* Start *

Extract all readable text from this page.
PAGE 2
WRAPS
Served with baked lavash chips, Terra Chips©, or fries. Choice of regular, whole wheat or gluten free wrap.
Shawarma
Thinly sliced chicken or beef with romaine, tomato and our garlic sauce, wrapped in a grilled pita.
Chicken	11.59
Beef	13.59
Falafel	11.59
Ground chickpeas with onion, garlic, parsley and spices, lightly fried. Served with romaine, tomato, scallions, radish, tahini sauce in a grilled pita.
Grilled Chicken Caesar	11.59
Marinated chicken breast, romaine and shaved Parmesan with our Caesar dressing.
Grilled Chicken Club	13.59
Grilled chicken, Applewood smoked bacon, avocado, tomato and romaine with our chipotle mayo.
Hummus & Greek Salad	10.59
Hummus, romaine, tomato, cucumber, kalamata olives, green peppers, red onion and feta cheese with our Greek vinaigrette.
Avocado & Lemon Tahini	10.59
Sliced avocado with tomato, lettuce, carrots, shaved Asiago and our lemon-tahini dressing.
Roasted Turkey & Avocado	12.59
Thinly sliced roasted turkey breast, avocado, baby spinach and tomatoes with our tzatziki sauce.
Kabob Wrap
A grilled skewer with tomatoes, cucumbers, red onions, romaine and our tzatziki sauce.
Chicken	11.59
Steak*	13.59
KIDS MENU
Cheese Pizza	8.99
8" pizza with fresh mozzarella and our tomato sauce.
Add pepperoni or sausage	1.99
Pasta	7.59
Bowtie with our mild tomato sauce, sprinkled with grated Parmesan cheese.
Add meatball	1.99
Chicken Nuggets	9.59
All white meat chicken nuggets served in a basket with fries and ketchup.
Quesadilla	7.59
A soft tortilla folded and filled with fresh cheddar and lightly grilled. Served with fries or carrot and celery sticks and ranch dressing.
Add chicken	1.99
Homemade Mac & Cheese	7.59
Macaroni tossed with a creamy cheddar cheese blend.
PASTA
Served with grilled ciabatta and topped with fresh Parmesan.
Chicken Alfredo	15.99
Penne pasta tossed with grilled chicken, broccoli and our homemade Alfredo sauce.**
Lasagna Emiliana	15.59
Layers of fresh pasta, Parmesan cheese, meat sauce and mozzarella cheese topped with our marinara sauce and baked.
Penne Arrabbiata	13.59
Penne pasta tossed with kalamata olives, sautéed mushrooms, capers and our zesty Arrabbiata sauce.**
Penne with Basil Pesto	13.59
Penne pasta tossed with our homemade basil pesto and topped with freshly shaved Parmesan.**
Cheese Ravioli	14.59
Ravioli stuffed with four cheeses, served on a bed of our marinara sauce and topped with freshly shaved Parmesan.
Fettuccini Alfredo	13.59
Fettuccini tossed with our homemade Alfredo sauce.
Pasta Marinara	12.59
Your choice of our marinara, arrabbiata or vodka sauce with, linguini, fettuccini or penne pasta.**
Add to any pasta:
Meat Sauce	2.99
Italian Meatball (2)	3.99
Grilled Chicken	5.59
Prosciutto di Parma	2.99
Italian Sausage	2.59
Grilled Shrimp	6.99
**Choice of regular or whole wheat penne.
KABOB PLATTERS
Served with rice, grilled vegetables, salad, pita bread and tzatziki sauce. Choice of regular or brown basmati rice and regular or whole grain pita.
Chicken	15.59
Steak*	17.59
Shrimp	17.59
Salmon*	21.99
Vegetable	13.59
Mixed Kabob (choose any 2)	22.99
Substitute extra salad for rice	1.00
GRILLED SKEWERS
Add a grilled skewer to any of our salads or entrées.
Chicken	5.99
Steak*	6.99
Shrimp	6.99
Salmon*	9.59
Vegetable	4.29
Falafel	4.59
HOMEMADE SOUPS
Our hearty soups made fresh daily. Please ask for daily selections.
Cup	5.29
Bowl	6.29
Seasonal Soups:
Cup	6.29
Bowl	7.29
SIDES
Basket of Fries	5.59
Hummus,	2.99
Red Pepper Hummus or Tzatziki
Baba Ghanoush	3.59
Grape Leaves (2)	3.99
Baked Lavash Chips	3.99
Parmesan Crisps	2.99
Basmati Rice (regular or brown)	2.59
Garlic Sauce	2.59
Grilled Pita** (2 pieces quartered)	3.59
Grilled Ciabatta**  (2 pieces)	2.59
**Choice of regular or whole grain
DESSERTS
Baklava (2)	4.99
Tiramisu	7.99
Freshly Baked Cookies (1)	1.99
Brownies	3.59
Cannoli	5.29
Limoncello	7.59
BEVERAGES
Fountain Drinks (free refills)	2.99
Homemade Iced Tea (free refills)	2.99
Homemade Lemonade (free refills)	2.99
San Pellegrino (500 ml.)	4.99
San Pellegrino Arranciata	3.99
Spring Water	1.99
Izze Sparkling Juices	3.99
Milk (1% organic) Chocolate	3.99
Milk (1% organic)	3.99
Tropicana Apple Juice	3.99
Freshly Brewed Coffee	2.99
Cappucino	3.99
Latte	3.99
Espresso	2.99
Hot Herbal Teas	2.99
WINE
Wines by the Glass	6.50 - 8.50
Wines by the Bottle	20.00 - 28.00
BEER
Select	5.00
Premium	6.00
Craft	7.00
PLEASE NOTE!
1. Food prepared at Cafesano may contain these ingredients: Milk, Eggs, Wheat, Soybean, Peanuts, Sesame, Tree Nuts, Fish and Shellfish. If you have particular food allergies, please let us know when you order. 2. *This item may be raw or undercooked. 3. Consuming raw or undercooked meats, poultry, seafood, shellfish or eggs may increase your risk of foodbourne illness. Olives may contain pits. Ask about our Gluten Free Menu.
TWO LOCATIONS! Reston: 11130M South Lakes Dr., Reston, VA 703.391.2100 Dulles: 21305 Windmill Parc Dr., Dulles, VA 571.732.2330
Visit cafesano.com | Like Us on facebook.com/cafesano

* End *
* Start *

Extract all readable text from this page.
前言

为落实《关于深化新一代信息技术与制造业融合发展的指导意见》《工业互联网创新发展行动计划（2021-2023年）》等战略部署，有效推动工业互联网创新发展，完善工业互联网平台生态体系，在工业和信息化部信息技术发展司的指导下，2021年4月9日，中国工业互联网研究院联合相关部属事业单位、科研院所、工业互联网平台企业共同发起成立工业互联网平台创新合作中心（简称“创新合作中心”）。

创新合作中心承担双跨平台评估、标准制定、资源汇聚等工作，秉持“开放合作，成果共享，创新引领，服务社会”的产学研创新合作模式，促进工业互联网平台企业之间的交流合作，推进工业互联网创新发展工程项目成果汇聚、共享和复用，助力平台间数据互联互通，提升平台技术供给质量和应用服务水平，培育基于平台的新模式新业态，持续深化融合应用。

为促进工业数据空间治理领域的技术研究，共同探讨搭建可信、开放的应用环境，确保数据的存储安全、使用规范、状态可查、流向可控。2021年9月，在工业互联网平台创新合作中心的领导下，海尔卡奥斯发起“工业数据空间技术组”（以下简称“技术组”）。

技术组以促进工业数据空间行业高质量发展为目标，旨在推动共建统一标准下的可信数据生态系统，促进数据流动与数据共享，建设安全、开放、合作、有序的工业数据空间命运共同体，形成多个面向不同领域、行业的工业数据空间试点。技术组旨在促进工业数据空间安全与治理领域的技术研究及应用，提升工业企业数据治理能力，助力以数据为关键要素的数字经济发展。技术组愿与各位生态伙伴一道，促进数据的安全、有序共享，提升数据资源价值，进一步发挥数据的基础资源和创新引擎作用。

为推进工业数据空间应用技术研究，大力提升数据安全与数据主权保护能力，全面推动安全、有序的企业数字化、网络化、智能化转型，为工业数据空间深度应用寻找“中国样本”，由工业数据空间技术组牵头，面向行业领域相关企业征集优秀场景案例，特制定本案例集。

* End *
* Start *

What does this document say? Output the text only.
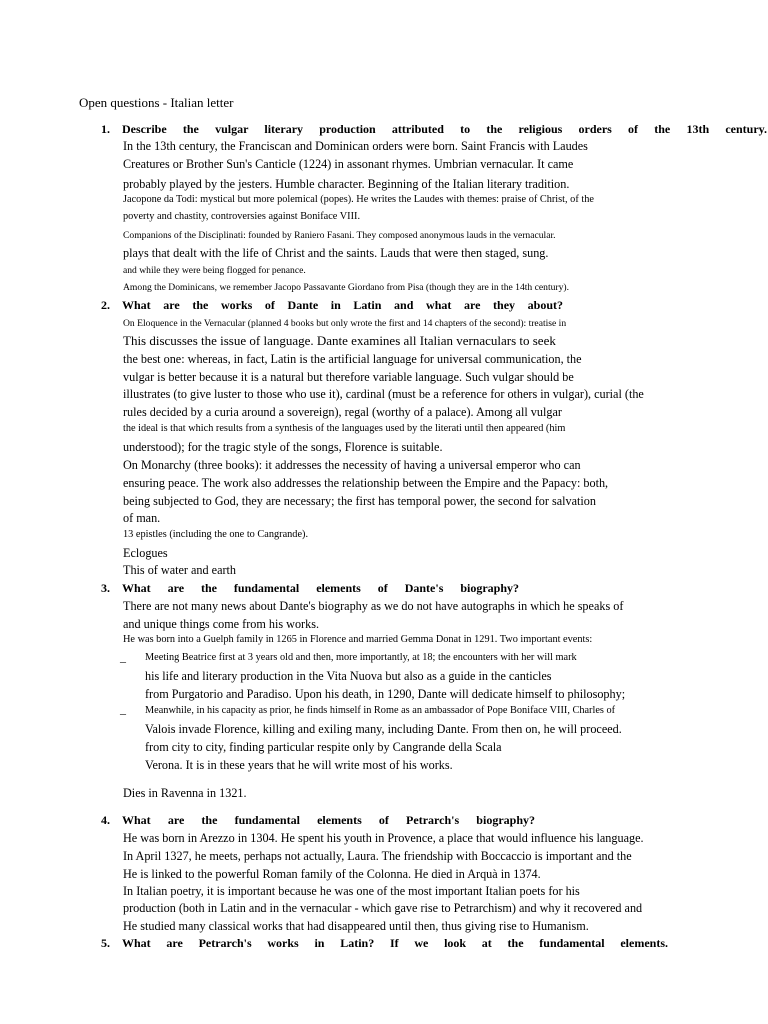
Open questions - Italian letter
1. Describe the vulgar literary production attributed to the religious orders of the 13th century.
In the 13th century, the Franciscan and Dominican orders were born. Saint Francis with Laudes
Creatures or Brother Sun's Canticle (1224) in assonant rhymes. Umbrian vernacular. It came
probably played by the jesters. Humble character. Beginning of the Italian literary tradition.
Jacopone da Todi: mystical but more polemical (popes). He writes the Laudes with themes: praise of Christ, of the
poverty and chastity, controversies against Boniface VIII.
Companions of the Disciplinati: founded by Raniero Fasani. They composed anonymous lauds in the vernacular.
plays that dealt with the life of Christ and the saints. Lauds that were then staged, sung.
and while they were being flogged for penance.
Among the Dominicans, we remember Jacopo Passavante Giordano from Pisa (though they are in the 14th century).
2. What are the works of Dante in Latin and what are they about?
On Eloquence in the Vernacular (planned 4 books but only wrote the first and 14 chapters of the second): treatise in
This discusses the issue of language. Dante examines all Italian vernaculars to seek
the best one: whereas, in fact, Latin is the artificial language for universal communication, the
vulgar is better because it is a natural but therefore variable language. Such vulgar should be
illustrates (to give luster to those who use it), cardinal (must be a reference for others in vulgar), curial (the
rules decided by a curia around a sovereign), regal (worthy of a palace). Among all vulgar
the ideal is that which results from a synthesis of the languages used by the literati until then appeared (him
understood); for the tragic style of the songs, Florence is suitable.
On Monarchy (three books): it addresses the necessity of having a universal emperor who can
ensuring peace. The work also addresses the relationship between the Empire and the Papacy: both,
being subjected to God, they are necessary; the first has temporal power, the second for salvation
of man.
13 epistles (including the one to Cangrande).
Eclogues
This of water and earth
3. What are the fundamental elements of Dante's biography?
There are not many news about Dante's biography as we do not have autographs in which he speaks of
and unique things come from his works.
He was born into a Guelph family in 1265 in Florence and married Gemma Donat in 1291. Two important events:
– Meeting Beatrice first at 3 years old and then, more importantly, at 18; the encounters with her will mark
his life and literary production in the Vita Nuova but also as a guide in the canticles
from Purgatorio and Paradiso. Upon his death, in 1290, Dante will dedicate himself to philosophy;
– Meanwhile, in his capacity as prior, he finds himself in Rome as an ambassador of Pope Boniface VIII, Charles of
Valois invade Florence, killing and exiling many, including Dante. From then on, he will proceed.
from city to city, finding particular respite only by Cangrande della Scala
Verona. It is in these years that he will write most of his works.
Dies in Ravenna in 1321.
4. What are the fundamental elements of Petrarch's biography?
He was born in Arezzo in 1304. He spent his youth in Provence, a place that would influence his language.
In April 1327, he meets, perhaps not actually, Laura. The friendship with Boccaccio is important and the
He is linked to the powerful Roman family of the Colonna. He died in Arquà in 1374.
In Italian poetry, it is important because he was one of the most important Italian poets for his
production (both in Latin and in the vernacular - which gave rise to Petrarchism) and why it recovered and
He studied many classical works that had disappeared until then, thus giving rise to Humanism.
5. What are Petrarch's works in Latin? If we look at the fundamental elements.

* End *

EXERCISE DESCRIPTION:
Your task is to gather every line with the word "lightly" and copy it.

RESULT OF THIS TASK:
Ground chickpeas with onion, garlic, parsley and spices, lightly fried. Served with romaine, tomato, scallions, radish, tahini sauce in a grilled pita.
A soft tortilla folded and filled with fresh cheddar and lightly grilled. Served with fries or carrot and celery sticks and ranch dressing.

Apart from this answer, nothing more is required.